## Problem statement
Without the images, print all the entries below exactly as given.
━━━━━━━━━━━━━━━━
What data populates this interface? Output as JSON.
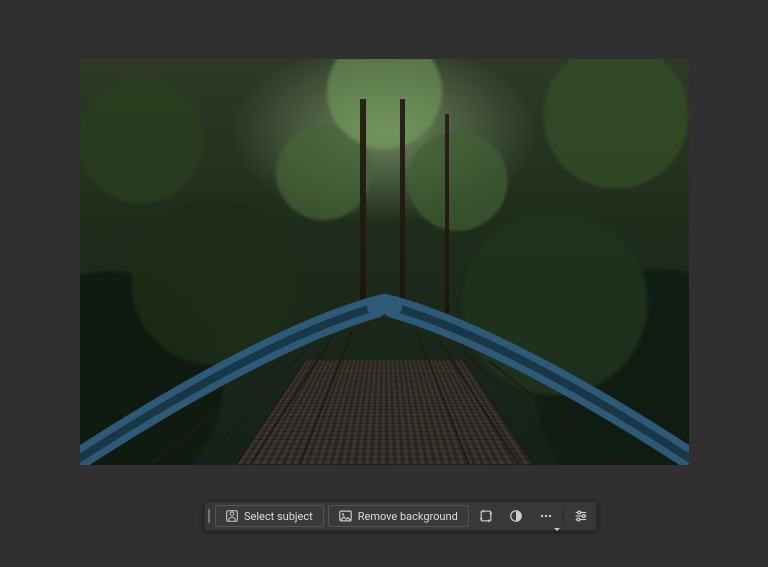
{
  "toolbar": {
    "select_subject_label": "Select subject",
    "remove_background_label": "Remove background",
    "icons": {
      "person": "person-icon",
      "image": "image-icon",
      "crop": "crop-transform-icon",
      "mask": "mask-circle-icon",
      "more": "more-options-icon",
      "properties": "properties-sliders-icon"
    }
  },
  "colors": {
    "app_background": "#303030",
    "toolbar_background": "#383838",
    "button_border": "#555555",
    "text": "#dddddd"
  }
}
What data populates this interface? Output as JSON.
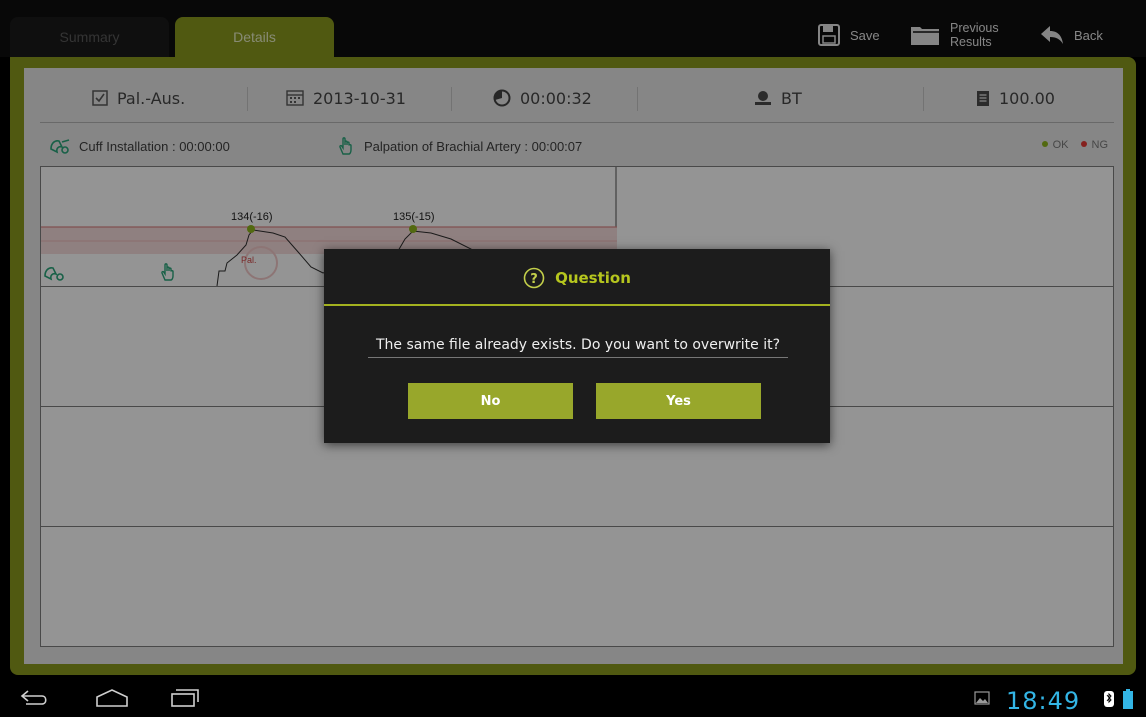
{
  "tabs": [
    {
      "label": "Summary",
      "active": false
    },
    {
      "label": "Details",
      "active": true
    }
  ],
  "toolbar": {
    "save_label": "Save",
    "previous_label_line1": "Previous",
    "previous_label_line2": "Results",
    "back_label": "Back"
  },
  "info": {
    "mode": "Pal.-Aus.",
    "date": "2013-10-31",
    "duration": "00:00:32",
    "user": "BT",
    "score": "100.00"
  },
  "phases": {
    "cuff": "Cuff Installation : 00:00:00",
    "palpation": "Palpation of Brachial Artery : 00:00:07"
  },
  "legend": {
    "ok_label": "OK",
    "ng_label": "NG",
    "ok_color": "#8db51c",
    "ng_color": "#e53935"
  },
  "chart": {
    "marker1_label": "134(-16)",
    "marker2_label": "135(-15)",
    "pal_label": "Pal."
  },
  "dialog": {
    "title": "Question",
    "message": "The same file already exists. Do you want to overwrite it?",
    "no_label": "No",
    "yes_label": "Yes"
  },
  "status": {
    "time": "18:49"
  },
  "colors": {
    "accent": "#8a9a1e",
    "dialog_title": "#b6c61e",
    "clock": "#33b5e5"
  }
}
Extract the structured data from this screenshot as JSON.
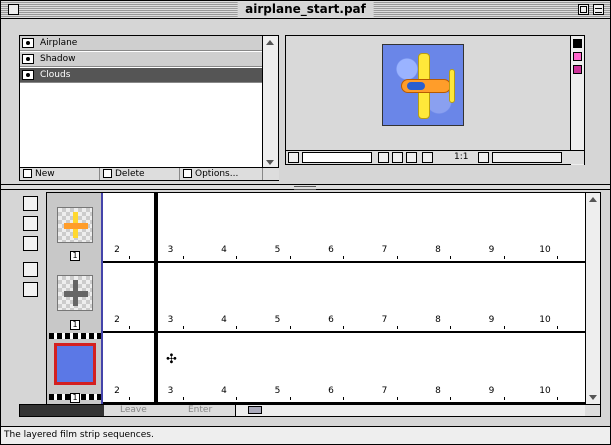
━━━━━━━━━━━━━━━━
## Exercise response
What data populates this interface? Output as JSON.
{
  "toolbar": {
    "select_subject_label": "Select subject",
    "remove_background_label": "Remove background",
    "icons": {
      "person": "person-icon",
      "image": "image-icon",
      "crop": "crop-transform-icon",
      "mask": "mask-circle-icon",
      "more": "more-options-icon",
      "properties": "properties-sliders-icon"
    }
  },
  "colors": {
    "app_background": "#303030",
    "toolbar_background": "#383838",
    "button_border": "#555555",
    "text": "#dddddd"
  }
}
What data populates this interface? Output as JSON.
{
  "tabs": [
    {
      "label": "Summary",
      "active": false
    },
    {
      "label": "Details",
      "active": true
    }
  ],
  "toolbar": {
    "save_label": "Save",
    "previous_label_line1": "Previous",
    "previous_label_line2": "Results",
    "back_label": "Back"
  },
  "info": {
    "mode": "Pal.-Aus.",
    "date": "2013-10-31",
    "duration": "00:00:32",
    "user": "BT",
    "score": "100.00"
  },
  "phases": {
    "cuff": "Cuff Installation : 00:00:00",
    "palpation": "Palpation of Brachial Artery : 00:00:07"
  },
  "legend": {
    "ok_label": "OK",
    "ng_label": "NG",
    "ok_color": "#8db51c",
    "ng_color": "#e53935"
  },
  "chart": {
    "marker1_label": "134(-16)",
    "marker2_label": "135(-15)",
    "pal_label": "Pal."
  },
  "dialog": {
    "title": "Question",
    "message": "The same file already exists. Do you want to overwrite it?",
    "no_label": "No",
    "yes_label": "Yes"
  },
  "status": {
    "time": "18:49"
  },
  "colors": {
    "accent": "#8a9a1e",
    "dialog_title": "#b6c61e",
    "clock": "#33b5e5"
  }
}
Extract the structured data from this screenshot as JSON.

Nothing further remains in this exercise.